Exercise:
Return all of the rows below unchanged, keeping every line in its original order but leaving out the picture.
-------
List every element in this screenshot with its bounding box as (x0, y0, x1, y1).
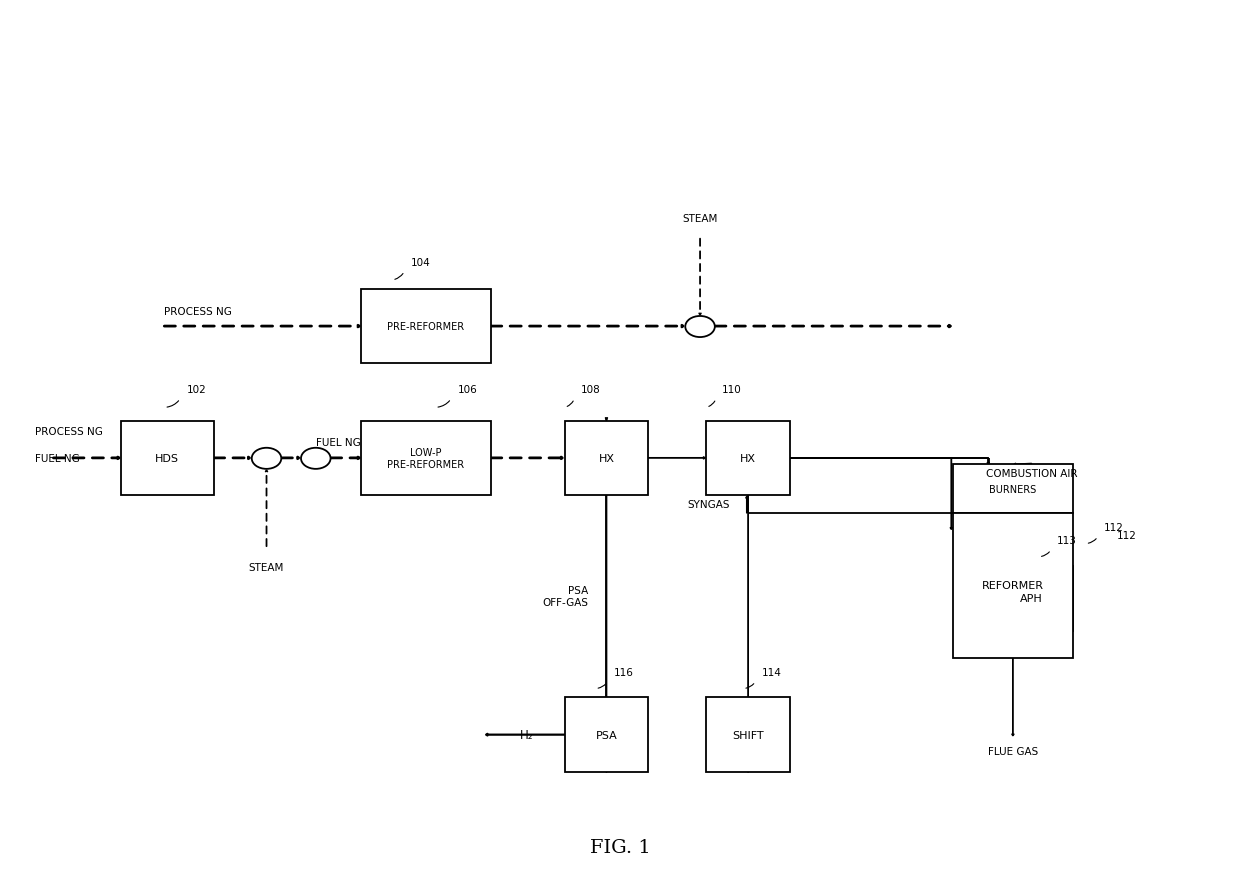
Text: HX: HX (740, 454, 756, 463)
Text: STEAM: STEAM (682, 214, 718, 223)
Text: 112: 112 (1116, 531, 1136, 540)
Text: PROCESS NG: PROCESS NG (164, 307, 232, 316)
Text: HX: HX (599, 454, 615, 463)
Text: SYNGAS: SYNGAS (687, 500, 729, 509)
Text: PSA
OFF-GAS: PSA OFF-GAS (542, 586, 588, 608)
Circle shape (686, 316, 714, 338)
Text: 116: 116 (614, 667, 634, 677)
Text: 112: 112 (1104, 523, 1123, 532)
Text: LOW-P
PRE-REFORMER: LOW-P PRE-REFORMER (387, 447, 465, 470)
Text: BURNERS: BURNERS (990, 484, 1037, 494)
Text: 110: 110 (722, 385, 742, 395)
Text: COMBUSTION AIR: COMBUSTION AIR (986, 468, 1078, 478)
Text: PRE-REFORMER: PRE-REFORMER (387, 322, 465, 331)
Circle shape (252, 448, 281, 470)
Bar (952, 513, 1074, 658)
Text: FUEL NG: FUEL NG (316, 438, 361, 447)
Text: APH: APH (1021, 594, 1043, 603)
Bar (707, 697, 790, 772)
Text: FLUE GAS: FLUE GAS (988, 746, 1038, 756)
Bar (564, 697, 649, 772)
Bar (952, 465, 1074, 513)
Text: H₂: H₂ (521, 728, 533, 742)
Bar (990, 566, 1074, 632)
Bar (707, 421, 790, 495)
Text: HDS: HDS (155, 454, 180, 463)
Text: 104: 104 (410, 258, 430, 268)
Bar (122, 421, 213, 495)
Text: 106: 106 (458, 385, 477, 395)
Text: FIG. 1: FIG. 1 (590, 838, 650, 856)
Text: REFORMER: REFORMER (982, 580, 1044, 591)
Text: STEAM: STEAM (249, 563, 284, 572)
Bar (564, 421, 649, 495)
Bar (361, 421, 491, 495)
Text: SHIFT: SHIFT (733, 730, 764, 740)
Text: PSA: PSA (595, 730, 618, 740)
Text: 113: 113 (1058, 536, 1078, 546)
Text: PROCESS NG: PROCESS NG (35, 426, 103, 437)
Text: 108: 108 (580, 385, 600, 395)
Text: 114: 114 (761, 667, 781, 677)
Bar (361, 290, 491, 364)
Text: FUEL NG: FUEL NG (35, 454, 79, 463)
Text: 102: 102 (186, 385, 206, 395)
Circle shape (301, 448, 331, 470)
-------
Answer to the task:
List every element in this screenshot with its bounding box as (x0, y0, x1, y1).
Text: HX: HX (740, 454, 756, 463)
Text: STEAM: STEAM (682, 214, 718, 223)
Text: 112: 112 (1116, 531, 1136, 540)
Text: PROCESS NG: PROCESS NG (164, 307, 232, 316)
Text: HX: HX (599, 454, 615, 463)
Text: SYNGAS: SYNGAS (687, 500, 729, 509)
Text: PSA
OFF-GAS: PSA OFF-GAS (542, 586, 588, 608)
Circle shape (686, 316, 714, 338)
Text: 116: 116 (614, 667, 634, 677)
Text: 112: 112 (1104, 523, 1123, 532)
Text: LOW-P
PRE-REFORMER: LOW-P PRE-REFORMER (387, 447, 465, 470)
Text: BURNERS: BURNERS (990, 484, 1037, 494)
Text: 110: 110 (722, 385, 742, 395)
Text: COMBUSTION AIR: COMBUSTION AIR (986, 468, 1078, 478)
Text: PRE-REFORMER: PRE-REFORMER (387, 322, 465, 331)
Circle shape (252, 448, 281, 470)
Bar (952, 513, 1074, 658)
Text: FUEL NG: FUEL NG (316, 438, 361, 447)
Text: APH: APH (1021, 594, 1043, 603)
Bar (707, 697, 790, 772)
Text: FLUE GAS: FLUE GAS (988, 746, 1038, 756)
Bar (564, 697, 649, 772)
Bar (952, 465, 1074, 513)
Text: H₂: H₂ (521, 728, 533, 742)
Bar (990, 566, 1074, 632)
Bar (707, 421, 790, 495)
Text: HDS: HDS (155, 454, 180, 463)
Text: 104: 104 (410, 258, 430, 268)
Bar (122, 421, 213, 495)
Text: 106: 106 (458, 385, 477, 395)
Text: FIG. 1: FIG. 1 (590, 838, 650, 856)
Text: REFORMER: REFORMER (982, 580, 1044, 591)
Text: STEAM: STEAM (249, 563, 284, 572)
Bar (564, 421, 649, 495)
Bar (361, 421, 491, 495)
Text: SHIFT: SHIFT (733, 730, 764, 740)
Text: PSA: PSA (595, 730, 618, 740)
Text: 113: 113 (1058, 536, 1078, 546)
Text: PROCESS NG: PROCESS NG (35, 426, 103, 437)
Text: 108: 108 (580, 385, 600, 395)
Text: 114: 114 (761, 667, 781, 677)
Bar (361, 290, 491, 364)
Text: FUEL NG: FUEL NG (35, 454, 79, 463)
Text: 102: 102 (186, 385, 206, 395)
Circle shape (301, 448, 331, 470)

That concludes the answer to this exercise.